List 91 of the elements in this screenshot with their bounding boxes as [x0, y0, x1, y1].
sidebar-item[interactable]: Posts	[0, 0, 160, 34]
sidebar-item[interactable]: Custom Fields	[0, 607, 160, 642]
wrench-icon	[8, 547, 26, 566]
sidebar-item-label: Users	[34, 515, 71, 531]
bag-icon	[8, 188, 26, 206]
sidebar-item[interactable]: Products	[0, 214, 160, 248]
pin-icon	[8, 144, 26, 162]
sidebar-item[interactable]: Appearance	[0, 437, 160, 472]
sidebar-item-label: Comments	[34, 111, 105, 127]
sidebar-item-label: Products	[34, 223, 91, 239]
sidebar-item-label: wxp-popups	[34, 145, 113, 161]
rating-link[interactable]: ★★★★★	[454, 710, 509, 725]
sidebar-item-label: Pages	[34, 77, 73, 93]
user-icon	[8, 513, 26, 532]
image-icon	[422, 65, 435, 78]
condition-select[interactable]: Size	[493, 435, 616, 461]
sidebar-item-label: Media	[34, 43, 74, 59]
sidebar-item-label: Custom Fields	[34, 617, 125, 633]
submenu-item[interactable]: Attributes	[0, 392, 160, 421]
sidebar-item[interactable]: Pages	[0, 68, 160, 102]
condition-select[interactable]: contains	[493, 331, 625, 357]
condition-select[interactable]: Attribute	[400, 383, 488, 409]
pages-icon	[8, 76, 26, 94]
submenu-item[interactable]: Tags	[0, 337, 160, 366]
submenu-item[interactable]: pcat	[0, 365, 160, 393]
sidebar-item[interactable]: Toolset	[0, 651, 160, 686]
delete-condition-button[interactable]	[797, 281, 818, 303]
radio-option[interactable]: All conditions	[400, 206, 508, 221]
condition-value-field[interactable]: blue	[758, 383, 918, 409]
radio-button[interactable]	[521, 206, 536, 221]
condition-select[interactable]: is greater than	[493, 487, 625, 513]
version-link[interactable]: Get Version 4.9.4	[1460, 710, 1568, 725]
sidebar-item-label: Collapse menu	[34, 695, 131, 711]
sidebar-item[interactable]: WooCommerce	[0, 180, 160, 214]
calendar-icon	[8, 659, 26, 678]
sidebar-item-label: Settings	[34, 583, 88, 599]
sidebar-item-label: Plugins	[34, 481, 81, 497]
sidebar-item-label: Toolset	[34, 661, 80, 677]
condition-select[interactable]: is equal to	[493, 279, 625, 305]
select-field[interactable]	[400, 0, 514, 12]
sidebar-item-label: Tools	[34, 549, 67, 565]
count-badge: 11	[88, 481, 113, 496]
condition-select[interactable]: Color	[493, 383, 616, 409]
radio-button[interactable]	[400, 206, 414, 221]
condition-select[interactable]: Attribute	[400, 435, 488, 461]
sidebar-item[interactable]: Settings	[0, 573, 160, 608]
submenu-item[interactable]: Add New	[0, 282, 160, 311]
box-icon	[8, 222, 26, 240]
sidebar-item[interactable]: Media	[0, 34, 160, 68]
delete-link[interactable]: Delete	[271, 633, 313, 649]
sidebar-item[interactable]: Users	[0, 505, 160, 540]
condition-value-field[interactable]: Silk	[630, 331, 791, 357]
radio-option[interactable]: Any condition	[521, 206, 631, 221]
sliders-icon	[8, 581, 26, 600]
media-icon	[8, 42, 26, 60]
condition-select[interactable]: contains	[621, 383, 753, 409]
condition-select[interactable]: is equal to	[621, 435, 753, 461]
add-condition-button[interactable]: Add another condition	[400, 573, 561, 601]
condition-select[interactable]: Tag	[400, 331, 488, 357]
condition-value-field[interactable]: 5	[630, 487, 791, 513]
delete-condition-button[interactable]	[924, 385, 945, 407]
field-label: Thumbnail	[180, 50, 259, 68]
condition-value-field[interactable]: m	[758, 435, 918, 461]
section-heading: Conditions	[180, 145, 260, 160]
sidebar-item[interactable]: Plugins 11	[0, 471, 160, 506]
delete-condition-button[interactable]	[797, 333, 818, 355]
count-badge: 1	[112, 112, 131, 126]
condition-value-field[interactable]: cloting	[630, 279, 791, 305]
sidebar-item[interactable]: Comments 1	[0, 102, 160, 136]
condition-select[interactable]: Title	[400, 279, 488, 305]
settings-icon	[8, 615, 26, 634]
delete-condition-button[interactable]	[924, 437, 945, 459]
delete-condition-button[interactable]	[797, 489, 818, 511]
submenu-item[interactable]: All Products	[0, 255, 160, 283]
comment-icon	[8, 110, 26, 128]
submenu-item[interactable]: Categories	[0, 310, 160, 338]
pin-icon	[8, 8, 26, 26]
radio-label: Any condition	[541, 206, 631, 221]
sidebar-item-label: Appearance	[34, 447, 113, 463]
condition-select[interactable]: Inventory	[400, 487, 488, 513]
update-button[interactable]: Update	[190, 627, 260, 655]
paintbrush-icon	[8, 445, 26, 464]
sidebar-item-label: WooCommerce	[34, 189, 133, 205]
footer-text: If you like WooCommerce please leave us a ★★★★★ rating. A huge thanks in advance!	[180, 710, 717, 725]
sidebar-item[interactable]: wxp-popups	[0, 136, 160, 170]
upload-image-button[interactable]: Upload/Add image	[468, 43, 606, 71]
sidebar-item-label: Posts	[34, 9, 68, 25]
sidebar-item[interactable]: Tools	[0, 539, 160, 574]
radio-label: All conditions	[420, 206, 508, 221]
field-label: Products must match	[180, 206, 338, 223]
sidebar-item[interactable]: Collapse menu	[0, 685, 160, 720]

## [Set task]
Can you quote all of the data above verbatim, line for line?

## [Reply to the task]
List 91 of the elements in this screenshot with their bounding boxes as [x0, y0, x1, y1].
sidebar-item[interactable]: Posts	[0, 0, 160, 34]
sidebar-item[interactable]: Custom Fields	[0, 607, 160, 642]
wrench-icon	[8, 547, 26, 566]
sidebar-item-label: Users	[34, 515, 71, 531]
bag-icon	[8, 188, 26, 206]
sidebar-item[interactable]: Products	[0, 214, 160, 248]
pin-icon	[8, 144, 26, 162]
sidebar-item[interactable]: Appearance	[0, 437, 160, 472]
sidebar-item-label: Comments	[34, 111, 105, 127]
sidebar-item-label: Products	[34, 223, 91, 239]
sidebar-item-label: wxp-popups	[34, 145, 113, 161]
rating-link[interactable]: ★★★★★	[454, 710, 509, 725]
sidebar-item-label: Pages	[34, 77, 73, 93]
user-icon	[8, 513, 26, 532]
image-icon	[422, 65, 435, 78]
condition-select[interactable]: Size	[493, 435, 616, 461]
sidebar-item-label: Media	[34, 43, 74, 59]
sidebar-item-label: Custom Fields	[34, 617, 125, 633]
submenu-item[interactable]: Attributes	[0, 392, 160, 421]
sidebar-item[interactable]: Pages	[0, 68, 160, 102]
condition-select[interactable]: contains	[493, 331, 625, 357]
condition-select[interactable]: Attribute	[400, 383, 488, 409]
pages-icon	[8, 76, 26, 94]
submenu-item[interactable]: Tags	[0, 337, 160, 366]
submenu-item[interactable]: pcat	[0, 365, 160, 393]
sidebar-item[interactable]: Toolset	[0, 651, 160, 686]
delete-condition-button[interactable]	[797, 281, 818, 303]
radio-option[interactable]: All conditions	[400, 206, 508, 221]
condition-value-field[interactable]: blue	[758, 383, 918, 409]
radio-button[interactable]	[521, 206, 536, 221]
condition-select[interactable]: is greater than	[493, 487, 625, 513]
version-link[interactable]: Get Version 4.9.4	[1460, 710, 1568, 725]
sidebar-item-label: Collapse menu	[34, 695, 131, 711]
sidebar-item[interactable]: WooCommerce	[0, 180, 160, 214]
calendar-icon	[8, 659, 26, 678]
sidebar-item-label: Settings	[34, 583, 88, 599]
sidebar-item-label: Plugins	[34, 481, 81, 497]
sidebar-item-label: Toolset	[34, 661, 80, 677]
condition-select[interactable]: is equal to	[493, 279, 625, 305]
select-field[interactable]	[400, 0, 514, 12]
sidebar-item-label: Tools	[34, 549, 67, 565]
count-badge: 11	[88, 481, 113, 496]
condition-select[interactable]: Color	[493, 383, 616, 409]
radio-button[interactable]	[400, 206, 414, 221]
condition-select[interactable]: Attribute	[400, 435, 488, 461]
sidebar-item[interactable]: Settings	[0, 573, 160, 608]
submenu-item[interactable]: Add New	[0, 282, 160, 311]
box-icon	[8, 222, 26, 240]
sidebar-item[interactable]: Media	[0, 34, 160, 68]
delete-link[interactable]: Delete	[271, 633, 313, 649]
sidebar-item[interactable]: Users	[0, 505, 160, 540]
condition-value-field[interactable]: Silk	[630, 331, 791, 357]
radio-option[interactable]: Any condition	[521, 206, 631, 221]
sliders-icon	[8, 581, 26, 600]
media-icon	[8, 42, 26, 60]
condition-select[interactable]: contains	[621, 383, 753, 409]
condition-select[interactable]: is equal to	[621, 435, 753, 461]
add-condition-button[interactable]: Add another condition	[400, 573, 561, 601]
condition-select[interactable]: Tag	[400, 331, 488, 357]
condition-value-field[interactable]: 5	[630, 487, 791, 513]
delete-condition-button[interactable]	[924, 385, 945, 407]
field-label: Thumbnail	[180, 50, 259, 68]
condition-value-field[interactable]: m	[758, 435, 918, 461]
section-heading: Conditions	[180, 145, 260, 160]
sidebar-item[interactable]: Plugins 11	[0, 471, 160, 506]
delete-condition-button[interactable]	[797, 333, 818, 355]
count-badge: 1	[112, 112, 131, 126]
condition-value-field[interactable]: cloting	[630, 279, 791, 305]
sidebar-item[interactable]: Comments 1	[0, 102, 160, 136]
condition-select[interactable]: Title	[400, 279, 488, 305]
settings-icon	[8, 615, 26, 634]
delete-condition-button[interactable]	[924, 437, 945, 459]
delete-condition-button[interactable]	[797, 489, 818, 511]
submenu-item[interactable]: All Products	[0, 255, 160, 283]
comment-icon	[8, 110, 26, 128]
submenu-item[interactable]: Categories	[0, 310, 160, 338]
pin-icon	[8, 8, 26, 26]
radio-label: Any condition	[541, 206, 631, 221]
sidebar-item-label: Appearance	[34, 447, 113, 463]
condition-select[interactable]: Inventory	[400, 487, 488, 513]
update-button[interactable]: Update	[190, 627, 260, 655]
paintbrush-icon	[8, 445, 26, 464]
sidebar-item-label: WooCommerce	[34, 189, 133, 205]
footer-text: If you like WooCommerce please leave us a ★★★★★ rating. A huge thanks in advance!	[180, 710, 717, 725]
sidebar-item[interactable]: wxp-popups	[0, 136, 160, 170]
upload-image-button[interactable]: Upload/Add image	[468, 43, 606, 71]
sidebar-item-label: Posts	[34, 9, 68, 25]
sidebar-item[interactable]: Tools	[0, 539, 160, 574]
radio-label: All conditions	[420, 206, 508, 221]
field-label: Products must match	[180, 206, 338, 223]
sidebar-item[interactable]: Collapse menu	[0, 685, 160, 720]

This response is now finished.